Records from a dataset
──────────────────────────────

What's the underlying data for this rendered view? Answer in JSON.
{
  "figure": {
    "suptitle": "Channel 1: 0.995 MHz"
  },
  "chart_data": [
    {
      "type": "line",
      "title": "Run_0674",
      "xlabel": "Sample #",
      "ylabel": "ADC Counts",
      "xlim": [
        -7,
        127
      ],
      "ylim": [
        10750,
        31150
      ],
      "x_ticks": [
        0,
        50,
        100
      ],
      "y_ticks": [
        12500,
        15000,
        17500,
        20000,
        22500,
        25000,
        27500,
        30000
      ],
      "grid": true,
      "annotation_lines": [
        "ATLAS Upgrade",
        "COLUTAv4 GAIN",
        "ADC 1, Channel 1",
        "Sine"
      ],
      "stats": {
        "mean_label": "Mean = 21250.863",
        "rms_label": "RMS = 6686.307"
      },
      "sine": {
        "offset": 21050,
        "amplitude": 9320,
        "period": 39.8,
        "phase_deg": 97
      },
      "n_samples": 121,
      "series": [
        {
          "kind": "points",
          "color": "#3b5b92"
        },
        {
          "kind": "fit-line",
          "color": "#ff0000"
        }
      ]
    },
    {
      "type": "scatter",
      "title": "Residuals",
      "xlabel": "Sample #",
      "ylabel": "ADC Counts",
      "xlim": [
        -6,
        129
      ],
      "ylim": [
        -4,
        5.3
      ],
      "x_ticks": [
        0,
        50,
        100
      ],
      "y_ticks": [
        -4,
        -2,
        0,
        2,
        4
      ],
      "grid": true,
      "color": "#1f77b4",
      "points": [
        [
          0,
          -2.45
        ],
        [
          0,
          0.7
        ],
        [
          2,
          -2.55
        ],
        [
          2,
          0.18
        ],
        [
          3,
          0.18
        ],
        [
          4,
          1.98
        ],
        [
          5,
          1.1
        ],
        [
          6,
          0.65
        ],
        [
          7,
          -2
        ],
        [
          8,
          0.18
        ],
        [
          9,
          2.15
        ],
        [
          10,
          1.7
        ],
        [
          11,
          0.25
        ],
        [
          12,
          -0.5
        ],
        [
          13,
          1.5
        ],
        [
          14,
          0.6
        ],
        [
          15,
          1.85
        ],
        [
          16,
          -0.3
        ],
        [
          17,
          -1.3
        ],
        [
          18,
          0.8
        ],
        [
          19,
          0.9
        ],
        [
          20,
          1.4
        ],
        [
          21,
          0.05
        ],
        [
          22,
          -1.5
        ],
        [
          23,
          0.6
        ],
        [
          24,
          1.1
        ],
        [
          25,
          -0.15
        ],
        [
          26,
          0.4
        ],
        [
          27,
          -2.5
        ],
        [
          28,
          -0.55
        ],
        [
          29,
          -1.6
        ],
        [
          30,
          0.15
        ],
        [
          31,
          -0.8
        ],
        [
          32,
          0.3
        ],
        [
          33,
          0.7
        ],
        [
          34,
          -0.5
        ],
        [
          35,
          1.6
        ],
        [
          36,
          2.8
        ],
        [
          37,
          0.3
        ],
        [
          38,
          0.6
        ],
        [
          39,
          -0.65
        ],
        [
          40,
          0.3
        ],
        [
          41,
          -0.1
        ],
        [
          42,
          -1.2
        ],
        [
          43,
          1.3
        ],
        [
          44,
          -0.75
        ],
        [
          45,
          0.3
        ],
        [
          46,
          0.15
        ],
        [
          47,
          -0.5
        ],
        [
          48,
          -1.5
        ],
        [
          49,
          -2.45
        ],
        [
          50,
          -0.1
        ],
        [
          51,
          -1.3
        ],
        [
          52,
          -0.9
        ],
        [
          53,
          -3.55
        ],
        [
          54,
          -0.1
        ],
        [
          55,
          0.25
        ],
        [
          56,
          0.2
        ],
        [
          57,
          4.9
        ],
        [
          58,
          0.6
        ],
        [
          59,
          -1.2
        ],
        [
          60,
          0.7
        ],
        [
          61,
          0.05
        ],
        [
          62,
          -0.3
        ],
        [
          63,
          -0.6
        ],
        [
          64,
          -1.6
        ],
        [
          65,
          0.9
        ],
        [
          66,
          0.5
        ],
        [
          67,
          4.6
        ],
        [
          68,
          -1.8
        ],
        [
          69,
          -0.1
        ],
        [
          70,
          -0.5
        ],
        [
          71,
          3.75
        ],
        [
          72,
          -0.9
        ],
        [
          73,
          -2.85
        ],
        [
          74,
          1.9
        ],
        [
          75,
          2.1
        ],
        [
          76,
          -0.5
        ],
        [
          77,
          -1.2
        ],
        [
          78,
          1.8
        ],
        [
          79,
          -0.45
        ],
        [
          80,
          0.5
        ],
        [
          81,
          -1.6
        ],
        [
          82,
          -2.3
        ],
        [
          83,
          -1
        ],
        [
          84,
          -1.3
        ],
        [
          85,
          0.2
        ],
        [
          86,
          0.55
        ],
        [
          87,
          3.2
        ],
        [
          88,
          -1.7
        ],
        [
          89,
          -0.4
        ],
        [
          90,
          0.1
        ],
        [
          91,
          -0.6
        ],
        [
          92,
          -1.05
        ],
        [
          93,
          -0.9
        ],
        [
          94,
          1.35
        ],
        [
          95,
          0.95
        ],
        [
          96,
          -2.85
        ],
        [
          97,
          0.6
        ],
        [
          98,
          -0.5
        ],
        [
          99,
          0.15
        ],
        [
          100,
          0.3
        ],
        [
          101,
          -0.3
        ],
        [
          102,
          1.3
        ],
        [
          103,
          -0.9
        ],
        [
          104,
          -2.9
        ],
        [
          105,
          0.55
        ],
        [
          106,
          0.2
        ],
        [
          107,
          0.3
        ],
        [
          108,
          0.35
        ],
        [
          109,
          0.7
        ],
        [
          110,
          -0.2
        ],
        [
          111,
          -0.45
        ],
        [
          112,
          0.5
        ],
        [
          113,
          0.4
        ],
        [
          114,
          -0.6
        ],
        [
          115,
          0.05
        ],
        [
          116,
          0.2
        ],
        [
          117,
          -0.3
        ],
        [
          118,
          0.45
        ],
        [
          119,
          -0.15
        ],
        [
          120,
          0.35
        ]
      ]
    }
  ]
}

──────────────────────────────

== WORK REQUIRED ==
Repeat the records above exactly, leaving none out.

== EXERCISE RESULT ==
What's the underlying data for this rendered view? Answer in JSON.
{
  "figure": {
    "suptitle": "Channel 1: 0.995 MHz"
  },
  "chart_data": [
    {
      "type": "line",
      "title": "Run_0674",
      "xlabel": "Sample #",
      "ylabel": "ADC Counts",
      "xlim": [
        -7,
        127
      ],
      "ylim": [
        10750,
        31150
      ],
      "x_ticks": [
        0,
        50,
        100
      ],
      "y_ticks": [
        12500,
        15000,
        17500,
        20000,
        22500,
        25000,
        27500,
        30000
      ],
      "grid": true,
      "annotation_lines": [
        "ATLAS Upgrade",
        "COLUTAv4 GAIN",
        "ADC 1, Channel 1",
        "Sine"
      ],
      "stats": {
        "mean_label": "Mean = 21250.863",
        "rms_label": "RMS = 6686.307"
      },
      "sine": {
        "offset": 21050,
        "amplitude": 9320,
        "period": 39.8,
        "phase_deg": 97
      },
      "n_samples": 121,
      "series": [
        {
          "kind": "points",
          "color": "#3b5b92"
        },
        {
          "kind": "fit-line",
          "color": "#ff0000"
        }
      ]
    },
    {
      "type": "scatter",
      "title": "Residuals",
      "xlabel": "Sample #",
      "ylabel": "ADC Counts",
      "xlim": [
        -6,
        129
      ],
      "ylim": [
        -4,
        5.3
      ],
      "x_ticks": [
        0,
        50,
        100
      ],
      "y_ticks": [
        -4,
        -2,
        0,
        2,
        4
      ],
      "grid": true,
      "color": "#1f77b4",
      "points": [
        [
          0,
          -2.45
        ],
        [
          0,
          0.7
        ],
        [
          2,
          -2.55
        ],
        [
          2,
          0.18
        ],
        [
          3,
          0.18
        ],
        [
          4,
          1.98
        ],
        [
          5,
          1.1
        ],
        [
          6,
          0.65
        ],
        [
          7,
          -2
        ],
        [
          8,
          0.18
        ],
        [
          9,
          2.15
        ],
        [
          10,
          1.7
        ],
        [
          11,
          0.25
        ],
        [
          12,
          -0.5
        ],
        [
          13,
          1.5
        ],
        [
          14,
          0.6
        ],
        [
          15,
          1.85
        ],
        [
          16,
          -0.3
        ],
        [
          17,
          -1.3
        ],
        [
          18,
          0.8
        ],
        [
          19,
          0.9
        ],
        [
          20,
          1.4
        ],
        [
          21,
          0.05
        ],
        [
          22,
          -1.5
        ],
        [
          23,
          0.6
        ],
        [
          24,
          1.1
        ],
        [
          25,
          -0.15
        ],
        [
          26,
          0.4
        ],
        [
          27,
          -2.5
        ],
        [
          28,
          -0.55
        ],
        [
          29,
          -1.6
        ],
        [
          30,
          0.15
        ],
        [
          31,
          -0.8
        ],
        [
          32,
          0.3
        ],
        [
          33,
          0.7
        ],
        [
          34,
          -0.5
        ],
        [
          35,
          1.6
        ],
        [
          36,
          2.8
        ],
        [
          37,
          0.3
        ],
        [
          38,
          0.6
        ],
        [
          39,
          -0.65
        ],
        [
          40,
          0.3
        ],
        [
          41,
          -0.1
        ],
        [
          42,
          -1.2
        ],
        [
          43,
          1.3
        ],
        [
          44,
          -0.75
        ],
        [
          45,
          0.3
        ],
        [
          46,
          0.15
        ],
        [
          47,
          -0.5
        ],
        [
          48,
          -1.5
        ],
        [
          49,
          -2.45
        ],
        [
          50,
          -0.1
        ],
        [
          51,
          -1.3
        ],
        [
          52,
          -0.9
        ],
        [
          53,
          -3.55
        ],
        [
          54,
          -0.1
        ],
        [
          55,
          0.25
        ],
        [
          56,
          0.2
        ],
        [
          57,
          4.9
        ],
        [
          58,
          0.6
        ],
        [
          59,
          -1.2
        ],
        [
          60,
          0.7
        ],
        [
          61,
          0.05
        ],
        [
          62,
          -0.3
        ],
        [
          63,
          -0.6
        ],
        [
          64,
          -1.6
        ],
        [
          65,
          0.9
        ],
        [
          66,
          0.5
        ],
        [
          67,
          4.6
        ],
        [
          68,
          -1.8
        ],
        [
          69,
          -0.1
        ],
        [
          70,
          -0.5
        ],
        [
          71,
          3.75
        ],
        [
          72,
          -0.9
        ],
        [
          73,
          -2.85
        ],
        [
          74,
          1.9
        ],
        [
          75,
          2.1
        ],
        [
          76,
          -0.5
        ],
        [
          77,
          -1.2
        ],
        [
          78,
          1.8
        ],
        [
          79,
          -0.45
        ],
        [
          80,
          0.5
        ],
        [
          81,
          -1.6
        ],
        [
          82,
          -2.3
        ],
        [
          83,
          -1
        ],
        [
          84,
          -1.3
        ],
        [
          85,
          0.2
        ],
        [
          86,
          0.55
        ],
        [
          87,
          3.2
        ],
        [
          88,
          -1.7
        ],
        [
          89,
          -0.4
        ],
        [
          90,
          0.1
        ],
        [
          91,
          -0.6
        ],
        [
          92,
          -1.05
        ],
        [
          93,
          -0.9
        ],
        [
          94,
          1.35
        ],
        [
          95,
          0.95
        ],
        [
          96,
          -2.85
        ],
        [
          97,
          0.6
        ],
        [
          98,
          -0.5
        ],
        [
          99,
          0.15
        ],
        [
          100,
          0.3
        ],
        [
          101,
          -0.3
        ],
        [
          102,
          1.3
        ],
        [
          103,
          -0.9
        ],
        [
          104,
          -2.9
        ],
        [
          105,
          0.55
        ],
        [
          106,
          0.2
        ],
        [
          107,
          0.3
        ],
        [
          108,
          0.35
        ],
        [
          109,
          0.7
        ],
        [
          110,
          -0.2
        ],
        [
          111,
          -0.45
        ],
        [
          112,
          0.5
        ],
        [
          113,
          0.4
        ],
        [
          114,
          -0.6
        ],
        [
          115,
          0.05
        ],
        [
          116,
          0.2
        ],
        [
          117,
          -0.3
        ],
        [
          118,
          0.45
        ],
        [
          119,
          -0.15
        ],
        [
          120,
          0.35
        ]
      ]
    }
  ]
}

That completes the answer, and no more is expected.